_Directive_. Of all the lines in the material below, how many include the string "Shop"? Give the number only.

____

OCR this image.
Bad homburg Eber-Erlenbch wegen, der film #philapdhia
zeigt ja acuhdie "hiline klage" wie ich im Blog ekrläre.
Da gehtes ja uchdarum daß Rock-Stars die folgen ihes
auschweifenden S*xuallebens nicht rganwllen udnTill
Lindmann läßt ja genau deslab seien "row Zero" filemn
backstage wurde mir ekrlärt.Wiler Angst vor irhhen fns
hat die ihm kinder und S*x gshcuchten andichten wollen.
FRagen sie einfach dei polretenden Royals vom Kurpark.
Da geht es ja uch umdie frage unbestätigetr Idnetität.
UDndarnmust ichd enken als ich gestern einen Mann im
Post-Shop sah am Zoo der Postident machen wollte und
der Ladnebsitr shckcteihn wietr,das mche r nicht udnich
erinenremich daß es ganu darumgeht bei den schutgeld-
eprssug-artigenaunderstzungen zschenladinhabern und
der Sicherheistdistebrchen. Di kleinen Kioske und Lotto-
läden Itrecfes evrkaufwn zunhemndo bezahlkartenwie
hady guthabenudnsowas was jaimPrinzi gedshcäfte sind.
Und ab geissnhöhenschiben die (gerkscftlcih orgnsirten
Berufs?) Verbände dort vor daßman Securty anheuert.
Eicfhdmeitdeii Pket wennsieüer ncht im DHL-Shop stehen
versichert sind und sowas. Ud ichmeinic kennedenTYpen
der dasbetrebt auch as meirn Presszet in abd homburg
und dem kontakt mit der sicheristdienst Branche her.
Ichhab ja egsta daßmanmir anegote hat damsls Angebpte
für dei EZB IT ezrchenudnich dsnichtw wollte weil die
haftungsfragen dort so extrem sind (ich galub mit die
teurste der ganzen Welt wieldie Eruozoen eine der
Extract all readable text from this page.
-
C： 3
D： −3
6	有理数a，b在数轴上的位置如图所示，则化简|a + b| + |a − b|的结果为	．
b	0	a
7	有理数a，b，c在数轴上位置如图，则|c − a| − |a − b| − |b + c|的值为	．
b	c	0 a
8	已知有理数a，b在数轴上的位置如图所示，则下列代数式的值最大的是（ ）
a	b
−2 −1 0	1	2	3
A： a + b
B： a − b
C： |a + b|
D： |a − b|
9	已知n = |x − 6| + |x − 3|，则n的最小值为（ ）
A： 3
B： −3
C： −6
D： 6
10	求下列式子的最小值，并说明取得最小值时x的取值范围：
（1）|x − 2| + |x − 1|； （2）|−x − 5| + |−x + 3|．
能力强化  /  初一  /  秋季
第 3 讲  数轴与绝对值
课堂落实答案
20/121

____

_Written answer_. 2